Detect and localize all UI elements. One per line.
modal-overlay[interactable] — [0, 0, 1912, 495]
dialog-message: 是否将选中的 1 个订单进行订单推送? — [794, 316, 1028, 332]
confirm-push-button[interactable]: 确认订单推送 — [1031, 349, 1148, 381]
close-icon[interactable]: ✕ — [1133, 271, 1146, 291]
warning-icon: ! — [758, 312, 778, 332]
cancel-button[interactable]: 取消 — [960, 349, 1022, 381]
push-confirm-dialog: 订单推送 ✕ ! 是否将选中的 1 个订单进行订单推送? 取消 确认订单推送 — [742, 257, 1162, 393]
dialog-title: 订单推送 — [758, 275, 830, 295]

• • • •

#### Required task:
Please rewrite the data above, swapping every "interactable" for "clickable" and leaving everything else as it is.

#### Full solution:
Detect and localize all UI elements. One per line.
modal-overlay[clickable] — [0, 0, 1912, 495]
dialog-message: 是否将选中的 1 个订单进行订单推送? — [794, 316, 1028, 332]
confirm-push-button[clickable]: 确认订单推送 — [1031, 349, 1148, 381]
close-icon[clickable]: ✕ — [1133, 271, 1146, 291]
warning-icon: ! — [758, 312, 778, 332]
cancel-button[clickable]: 取消 — [960, 349, 1022, 381]
push-confirm-dialog: 订单推送 ✕ ! 是否将选中的 1 个订单进行订单推送? 取消 确认订单推送 — [742, 257, 1162, 393]
dialog-title: 订单推送 — [758, 275, 830, 295]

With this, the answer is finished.